== WORK INSTRUCTIONS ==
Below are records to be output exactly, every one of them.

Data records
◆ ◆ ◆ ◆ ◆ ◆ ◆

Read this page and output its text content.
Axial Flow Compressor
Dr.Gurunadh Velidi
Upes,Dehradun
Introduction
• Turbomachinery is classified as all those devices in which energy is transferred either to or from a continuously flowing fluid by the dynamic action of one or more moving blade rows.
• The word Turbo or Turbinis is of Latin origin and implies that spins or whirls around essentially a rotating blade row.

◆ ◆ ◆ ◆ ◆ ◆ ◆

== THE SOLUTION ==
Read this page and output its text content.
Axial Flow Compressor
Dr.Gurunadh Velidi
Upes,Dehradun
Introduction
• Turbomachinery is classified as all those devices in which energy is transferred either to or from a continuously flowing fluid by the dynamic action of one or more moving blade rows.
• The word Turbo or Turbinis is of Latin origin and implies that spins or whirls around essentially a rotating blade row.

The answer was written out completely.